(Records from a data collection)
--- --- ---

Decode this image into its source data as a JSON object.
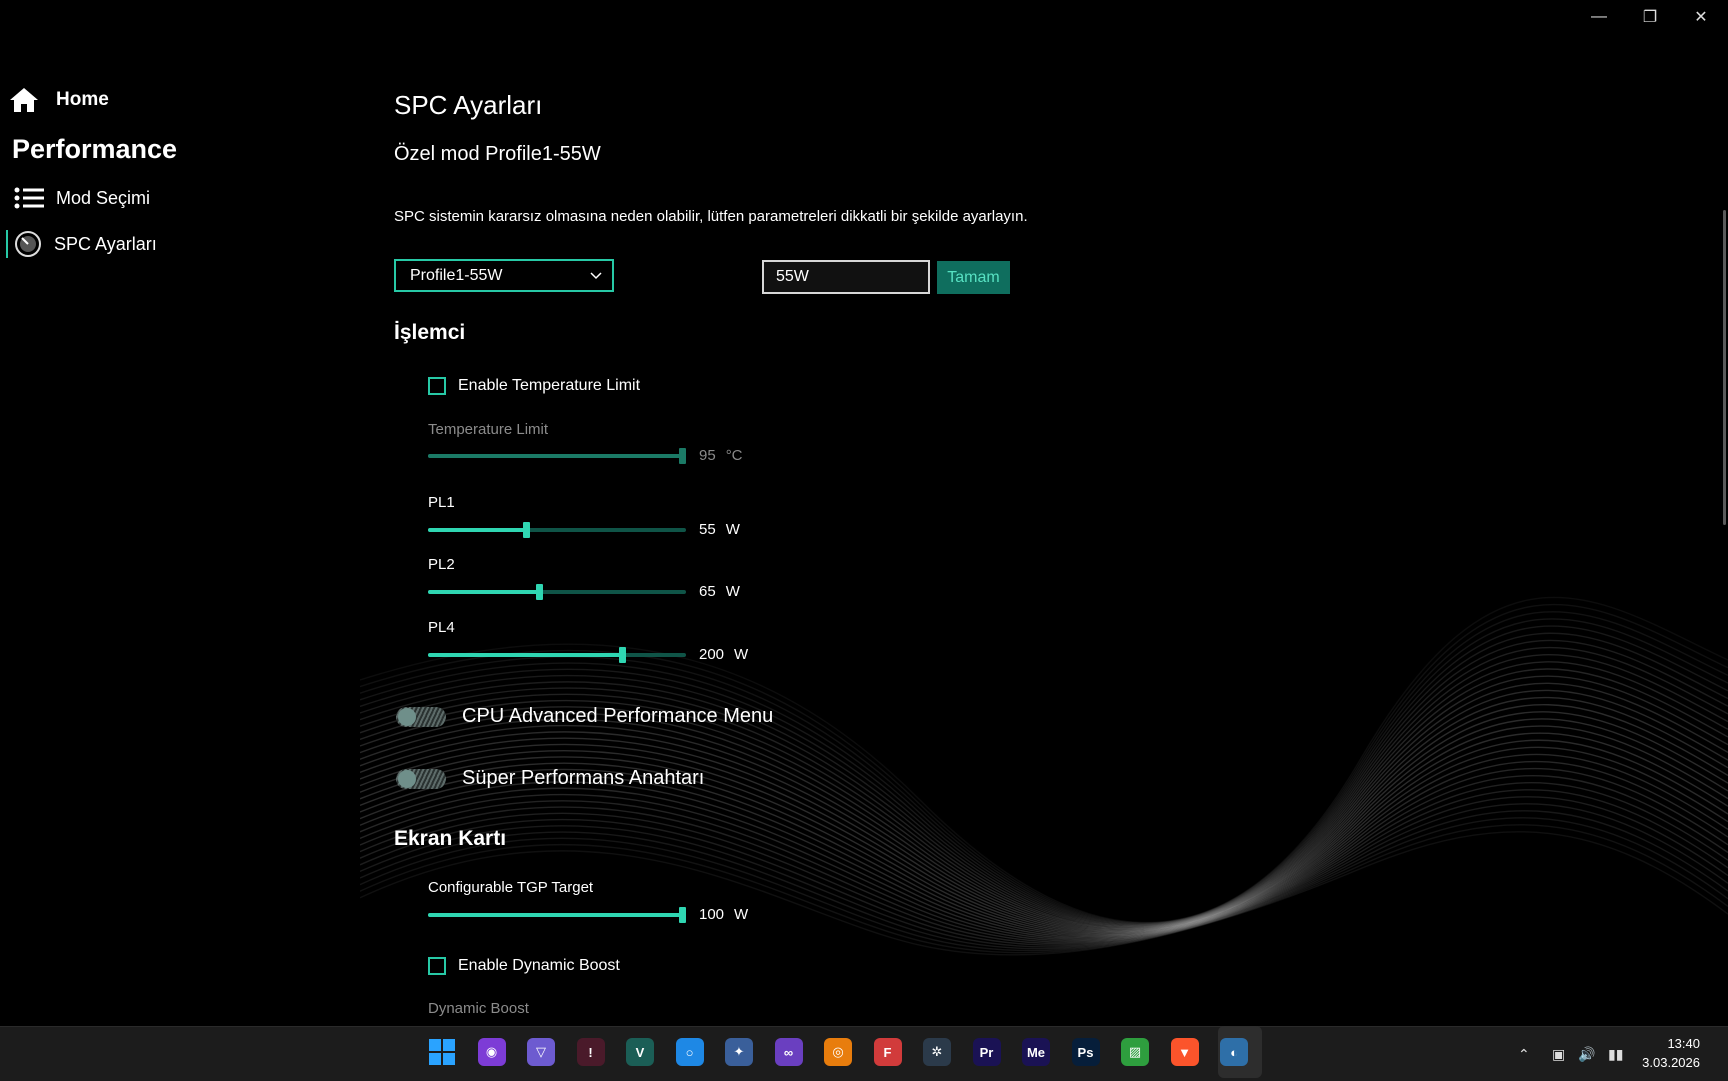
{
  "window": {
    "minimize_icon": "minimize-icon",
    "restore_icon": "restore-icon",
    "close_icon": "close-icon"
  },
  "sidebar": {
    "home_label": "Home",
    "section_title": "Performance",
    "items": [
      {
        "label": "Mod Seçimi",
        "icon": "list-icon"
      },
      {
        "label": "SPC Ayarları",
        "icon": "gauge-icon",
        "active": true
      }
    ]
  },
  "main": {
    "title": "SPC Ayarları",
    "subtitle": "Özel mod Profile1-55W",
    "warning": "SPC sistemin kararsız olmasına neden olabilir, lütfen parametreleri dikkatli bir şekilde ayarlayın.",
    "profile_select": {
      "value": "Profile1-55W"
    },
    "name_input": {
      "value": "55W"
    },
    "ok_button": "Tamam",
    "cpu": {
      "title": "İşlemci",
      "enable_temp_limit": {
        "label": "Enable Temperature Limit",
        "checked": false
      },
      "temp_limit": {
        "label": "Temperature Limit",
        "value": "95",
        "unit": "°C",
        "fraction": 1.0,
        "disabled": true
      },
      "pl1": {
        "label": "PL1",
        "value": "55",
        "unit": "W",
        "fraction": 0.38
      },
      "pl2": {
        "label": "PL2",
        "value": "65",
        "unit": "W",
        "fraction": 0.43
      },
      "pl4": {
        "label": "PL4",
        "value": "200",
        "unit": "W",
        "fraction": 0.75
      },
      "toggles": [
        {
          "label": "CPU Advanced Performance Menu",
          "on": false
        },
        {
          "label": "Süper Performans Anahtarı",
          "on": false
        }
      ]
    },
    "gpu": {
      "title": "Ekran Kartı",
      "tgp": {
        "label": "Configurable TGP Target",
        "value": "100",
        "unit": "W",
        "fraction": 1.0
      },
      "enable_dynamic_boost": {
        "label": "Enable Dynamic Boost",
        "checked": false
      },
      "dynamic_boost_label": "Dynamic Boost"
    }
  },
  "taskbar": {
    "apps": [
      {
        "name": "windows-start",
        "color": "#2a8cff",
        "text": ""
      },
      {
        "name": "tor-browser",
        "color": "#7d3cd6",
        "text": "◉"
      },
      {
        "name": "proton-vpn",
        "color": "#6d5bd0",
        "text": "▽"
      },
      {
        "name": "app-red",
        "color": "#4a1a2a",
        "text": "!"
      },
      {
        "name": "visual-paradigm",
        "color": "#1b5e56",
        "text": "V"
      },
      {
        "name": "app-blue",
        "color": "#1e88e5",
        "text": "○"
      },
      {
        "name": "app-bird",
        "color": "#3a5f9a",
        "text": "✦"
      },
      {
        "name": "visual-studio",
        "color": "#6a3fc0",
        "text": "∞"
      },
      {
        "name": "blender",
        "color": "#e87d0d",
        "text": "◎"
      },
      {
        "name": "fl-studio",
        "color": "#d13b3b",
        "text": "F"
      },
      {
        "name": "davinci-resolve",
        "color": "#2b3a4a",
        "text": "✲"
      },
      {
        "name": "premiere-pro",
        "color": "#1a1254",
        "text": "Pr"
      },
      {
        "name": "media-encoder",
        "color": "#1a1254",
        "text": "Me"
      },
      {
        "name": "photoshop",
        "color": "#061e3a",
        "text": "Ps"
      },
      {
        "name": "app-green",
        "color": "#2e9e3e",
        "text": "▨"
      },
      {
        "name": "brave-browser",
        "color": "#fb542b",
        "text": "▼"
      },
      {
        "name": "control-center",
        "color": "#2e6fa8",
        "text": "◐"
      }
    ],
    "clock_time": "13:40",
    "clock_date": "3.03.2026"
  }
}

--- --- ---

Your task - From the data, list each line in which the string "icon" appears.

Final answer -
    "minimize_icon": "minimize-icon",
    "restore_icon": "restore-icon",
    "close_icon": "close-icon"
        "icon": "list-icon"
        "icon": "gauge-icon",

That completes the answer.